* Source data
====
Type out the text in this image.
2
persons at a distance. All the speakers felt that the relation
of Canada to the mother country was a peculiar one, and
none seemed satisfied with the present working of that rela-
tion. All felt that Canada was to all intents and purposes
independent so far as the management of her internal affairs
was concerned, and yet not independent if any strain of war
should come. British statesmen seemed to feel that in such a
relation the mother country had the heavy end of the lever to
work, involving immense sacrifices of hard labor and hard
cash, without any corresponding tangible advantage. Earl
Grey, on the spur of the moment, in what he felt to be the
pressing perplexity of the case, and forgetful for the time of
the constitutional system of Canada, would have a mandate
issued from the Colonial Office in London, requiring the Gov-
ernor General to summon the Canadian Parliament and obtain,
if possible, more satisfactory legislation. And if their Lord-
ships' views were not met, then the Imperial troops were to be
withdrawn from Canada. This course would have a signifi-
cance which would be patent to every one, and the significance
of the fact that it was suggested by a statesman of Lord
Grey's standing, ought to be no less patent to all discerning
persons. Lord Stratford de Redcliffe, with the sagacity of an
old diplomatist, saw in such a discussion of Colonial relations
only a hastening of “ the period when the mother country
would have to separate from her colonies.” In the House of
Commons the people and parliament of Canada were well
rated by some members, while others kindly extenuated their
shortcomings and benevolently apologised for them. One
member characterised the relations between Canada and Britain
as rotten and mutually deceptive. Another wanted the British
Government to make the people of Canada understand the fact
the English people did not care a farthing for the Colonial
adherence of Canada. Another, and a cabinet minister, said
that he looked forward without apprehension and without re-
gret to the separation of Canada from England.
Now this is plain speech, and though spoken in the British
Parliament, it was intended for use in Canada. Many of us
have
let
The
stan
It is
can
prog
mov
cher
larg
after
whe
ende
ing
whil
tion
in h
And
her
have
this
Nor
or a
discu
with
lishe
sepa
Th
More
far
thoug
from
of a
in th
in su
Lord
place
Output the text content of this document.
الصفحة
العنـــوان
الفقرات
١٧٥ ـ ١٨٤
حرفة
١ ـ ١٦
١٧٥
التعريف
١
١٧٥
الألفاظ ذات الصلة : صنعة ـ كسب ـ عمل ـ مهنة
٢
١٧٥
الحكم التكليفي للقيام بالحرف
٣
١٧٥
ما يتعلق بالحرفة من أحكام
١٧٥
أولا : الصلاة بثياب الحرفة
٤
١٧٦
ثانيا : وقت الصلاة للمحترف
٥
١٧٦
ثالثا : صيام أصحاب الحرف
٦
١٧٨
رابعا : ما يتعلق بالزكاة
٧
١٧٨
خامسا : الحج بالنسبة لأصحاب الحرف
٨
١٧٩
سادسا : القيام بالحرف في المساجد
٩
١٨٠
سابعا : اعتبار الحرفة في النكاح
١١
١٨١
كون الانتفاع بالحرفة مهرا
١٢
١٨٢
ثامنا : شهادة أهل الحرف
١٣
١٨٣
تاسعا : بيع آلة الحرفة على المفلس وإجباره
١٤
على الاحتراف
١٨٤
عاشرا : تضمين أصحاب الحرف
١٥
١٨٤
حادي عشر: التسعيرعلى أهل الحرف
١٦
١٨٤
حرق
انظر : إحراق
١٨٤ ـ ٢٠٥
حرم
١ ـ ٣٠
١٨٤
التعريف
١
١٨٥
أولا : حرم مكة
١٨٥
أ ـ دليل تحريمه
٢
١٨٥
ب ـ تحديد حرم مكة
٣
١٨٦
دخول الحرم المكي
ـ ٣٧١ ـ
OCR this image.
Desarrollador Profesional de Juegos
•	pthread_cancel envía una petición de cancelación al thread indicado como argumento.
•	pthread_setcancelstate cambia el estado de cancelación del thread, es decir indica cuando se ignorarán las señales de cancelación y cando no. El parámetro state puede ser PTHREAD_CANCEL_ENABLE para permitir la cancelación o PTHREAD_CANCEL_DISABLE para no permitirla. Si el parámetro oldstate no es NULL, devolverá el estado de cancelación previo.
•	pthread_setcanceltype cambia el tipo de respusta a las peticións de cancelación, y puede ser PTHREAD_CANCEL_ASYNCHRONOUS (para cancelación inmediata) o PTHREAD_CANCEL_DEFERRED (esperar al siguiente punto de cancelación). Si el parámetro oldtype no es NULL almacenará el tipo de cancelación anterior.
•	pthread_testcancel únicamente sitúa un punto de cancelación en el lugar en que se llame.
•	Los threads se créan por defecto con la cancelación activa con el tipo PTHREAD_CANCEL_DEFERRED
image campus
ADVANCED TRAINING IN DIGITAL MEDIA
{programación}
====
* Problem description
In the listing above, how many lines include the word "punto"? Answer with the number and nothing more.

* Output for this exercise
2